(Requirement)
With the images removed, repeat the data below exactly.

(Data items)
******************************
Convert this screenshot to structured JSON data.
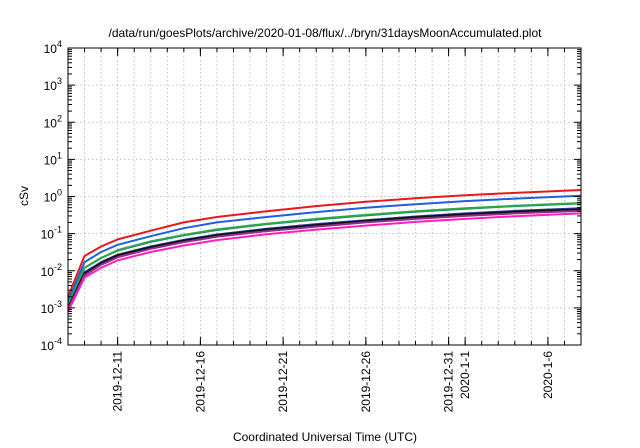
{
  "chart_data": {
    "type": "line",
    "title": "/data/run/goesPlots/archive/2020-01-08/flux/../bryn/31daysMoonAccumulated.plot",
    "xlabel": "Coordinated Universal Time (UTC)",
    "ylabel": "cSv",
    "y_scale": "log",
    "ylim": [
      0.0001,
      10000
    ],
    "xlim": [
      "2019-12-08",
      "2020-01-08"
    ],
    "grid": true,
    "x_ticks": [
      {
        "date": "2019-12-11",
        "label": "2019-12-11"
      },
      {
        "date": "2019-12-16",
        "label": "2019-12-16"
      },
      {
        "date": "2019-12-21",
        "label": "2019-12-21"
      },
      {
        "date": "2019-12-26",
        "label": "2019-12-26"
      },
      {
        "date": "2019-12-31",
        "label": "2019-12-31"
      },
      {
        "date": "2020-01-01",
        "label": "2020-1-1"
      },
      {
        "date": "2020-01-06",
        "label": "2020-1-6"
      }
    ],
    "y_ticks": [
      {
        "value": 0.0001,
        "base": "10",
        "exp": "-4"
      },
      {
        "value": 0.001,
        "base": "10",
        "exp": "-3"
      },
      {
        "value": 0.01,
        "base": "10",
        "exp": "-2"
      },
      {
        "value": 0.1,
        "base": "10",
        "exp": "-1"
      },
      {
        "value": 1,
        "base": "10",
        "exp": "0"
      },
      {
        "value": 10,
        "base": "10",
        "exp": "1"
      },
      {
        "value": 100,
        "base": "10",
        "exp": "2"
      },
      {
        "value": 1000,
        "base": "10",
        "exp": "3"
      },
      {
        "value": 10000,
        "base": "10",
        "exp": "4"
      }
    ],
    "x": [
      "2019-12-08",
      "2019-12-09",
      "2019-12-10",
      "2019-12-11",
      "2019-12-13",
      "2019-12-15",
      "2019-12-17",
      "2019-12-20",
      "2019-12-23",
      "2019-12-26",
      "2019-12-29",
      "2020-01-01",
      "2020-01-04",
      "2020-01-08"
    ],
    "series": [
      {
        "color": "#e41a1c",
        "values": [
          0.002,
          0.025,
          0.045,
          0.07,
          0.12,
          0.2,
          0.28,
          0.4,
          0.55,
          0.72,
          0.9,
          1.08,
          1.25,
          1.5
        ]
      },
      {
        "color": "#1f5fe0",
        "values": [
          0.0015,
          0.017,
          0.032,
          0.05,
          0.085,
          0.14,
          0.2,
          0.28,
          0.38,
          0.5,
          0.62,
          0.75,
          0.88,
          1.05
        ]
      },
      {
        "color": "#1f7a7a",
        "values": [
          0.0012,
          0.012,
          0.022,
          0.035,
          0.06,
          0.09,
          0.125,
          0.18,
          0.24,
          0.31,
          0.39,
          0.47,
          0.55,
          0.65
        ]
      },
      {
        "color": "#2aa84a",
        "values": [
          0.0012,
          0.012,
          0.022,
          0.036,
          0.062,
          0.093,
          0.13,
          0.185,
          0.25,
          0.32,
          0.4,
          0.48,
          0.56,
          0.67
        ]
      },
      {
        "color": "#2b3a8f",
        "values": [
          0.001,
          0.009,
          0.017,
          0.027,
          0.045,
          0.068,
          0.095,
          0.135,
          0.18,
          0.23,
          0.29,
          0.35,
          0.41,
          0.48
        ]
      },
      {
        "color": "#111111",
        "values": [
          0.001,
          0.0085,
          0.016,
          0.026,
          0.043,
          0.065,
          0.09,
          0.128,
          0.17,
          0.22,
          0.275,
          0.33,
          0.39,
          0.45
        ]
      },
      {
        "color": "#8e2f8e",
        "values": [
          0.0009,
          0.0075,
          0.0145,
          0.023,
          0.039,
          0.059,
          0.082,
          0.117,
          0.155,
          0.2,
          0.25,
          0.3,
          0.35,
          0.41
        ]
      },
      {
        "color": "#ff1fbf",
        "values": [
          0.0008,
          0.0065,
          0.012,
          0.019,
          0.032,
          0.048,
          0.067,
          0.096,
          0.128,
          0.165,
          0.207,
          0.25,
          0.295,
          0.35
        ]
      }
    ]
  }
}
******************************
(Answer for the task)
Convert this screenshot to structured JSON data.
{
  "chart_data": {
    "type": "line",
    "title": "/data/run/goesPlots/archive/2020-01-08/flux/../bryn/31daysMoonAccumulated.plot",
    "xlabel": "Coordinated Universal Time (UTC)",
    "ylabel": "cSv",
    "y_scale": "log",
    "ylim": [
      0.0001,
      10000
    ],
    "xlim": [
      "2019-12-08",
      "2020-01-08"
    ],
    "grid": true,
    "x_ticks": [
      {
        "date": "2019-12-11",
        "label": "2019-12-11"
      },
      {
        "date": "2019-12-16",
        "label": "2019-12-16"
      },
      {
        "date": "2019-12-21",
        "label": "2019-12-21"
      },
      {
        "date": "2019-12-26",
        "label": "2019-12-26"
      },
      {
        "date": "2019-12-31",
        "label": "2019-12-31"
      },
      {
        "date": "2020-01-01",
        "label": "2020-1-1"
      },
      {
        "date": "2020-01-06",
        "label": "2020-1-6"
      }
    ],
    "y_ticks": [
      {
        "value": 0.0001,
        "base": "10",
        "exp": "-4"
      },
      {
        "value": 0.001,
        "base": "10",
        "exp": "-3"
      },
      {
        "value": 0.01,
        "base": "10",
        "exp": "-2"
      },
      {
        "value": 0.1,
        "base": "10",
        "exp": "-1"
      },
      {
        "value": 1,
        "base": "10",
        "exp": "0"
      },
      {
        "value": 10,
        "base": "10",
        "exp": "1"
      },
      {
        "value": 100,
        "base": "10",
        "exp": "2"
      },
      {
        "value": 1000,
        "base": "10",
        "exp": "3"
      },
      {
        "value": 10000,
        "base": "10",
        "exp": "4"
      }
    ],
    "x": [
      "2019-12-08",
      "2019-12-09",
      "2019-12-10",
      "2019-12-11",
      "2019-12-13",
      "2019-12-15",
      "2019-12-17",
      "2019-12-20",
      "2019-12-23",
      "2019-12-26",
      "2019-12-29",
      "2020-01-01",
      "2020-01-04",
      "2020-01-08"
    ],
    "series": [
      {
        "color": "#e41a1c",
        "values": [
          0.002,
          0.025,
          0.045,
          0.07,
          0.12,
          0.2,
          0.28,
          0.4,
          0.55,
          0.72,
          0.9,
          1.08,
          1.25,
          1.5
        ]
      },
      {
        "color": "#1f5fe0",
        "values": [
          0.0015,
          0.017,
          0.032,
          0.05,
          0.085,
          0.14,
          0.2,
          0.28,
          0.38,
          0.5,
          0.62,
          0.75,
          0.88,
          1.05
        ]
      },
      {
        "color": "#1f7a7a",
        "values": [
          0.0012,
          0.012,
          0.022,
          0.035,
          0.06,
          0.09,
          0.125,
          0.18,
          0.24,
          0.31,
          0.39,
          0.47,
          0.55,
          0.65
        ]
      },
      {
        "color": "#2aa84a",
        "values": [
          0.0012,
          0.012,
          0.022,
          0.036,
          0.062,
          0.093,
          0.13,
          0.185,
          0.25,
          0.32,
          0.4,
          0.48,
          0.56,
          0.67
        ]
      },
      {
        "color": "#2b3a8f",
        "values": [
          0.001,
          0.009,
          0.017,
          0.027,
          0.045,
          0.068,
          0.095,
          0.135,
          0.18,
          0.23,
          0.29,
          0.35,
          0.41,
          0.48
        ]
      },
      {
        "color": "#111111",
        "values": [
          0.001,
          0.0085,
          0.016,
          0.026,
          0.043,
          0.065,
          0.09,
          0.128,
          0.17,
          0.22,
          0.275,
          0.33,
          0.39,
          0.45
        ]
      },
      {
        "color": "#8e2f8e",
        "values": [
          0.0009,
          0.0075,
          0.0145,
          0.023,
          0.039,
          0.059,
          0.082,
          0.117,
          0.155,
          0.2,
          0.25,
          0.3,
          0.35,
          0.41
        ]
      },
      {
        "color": "#ff1fbf",
        "values": [
          0.0008,
          0.0065,
          0.012,
          0.019,
          0.032,
          0.048,
          0.067,
          0.096,
          0.128,
          0.165,
          0.207,
          0.25,
          0.295,
          0.35
        ]
      }
    ]
  }
}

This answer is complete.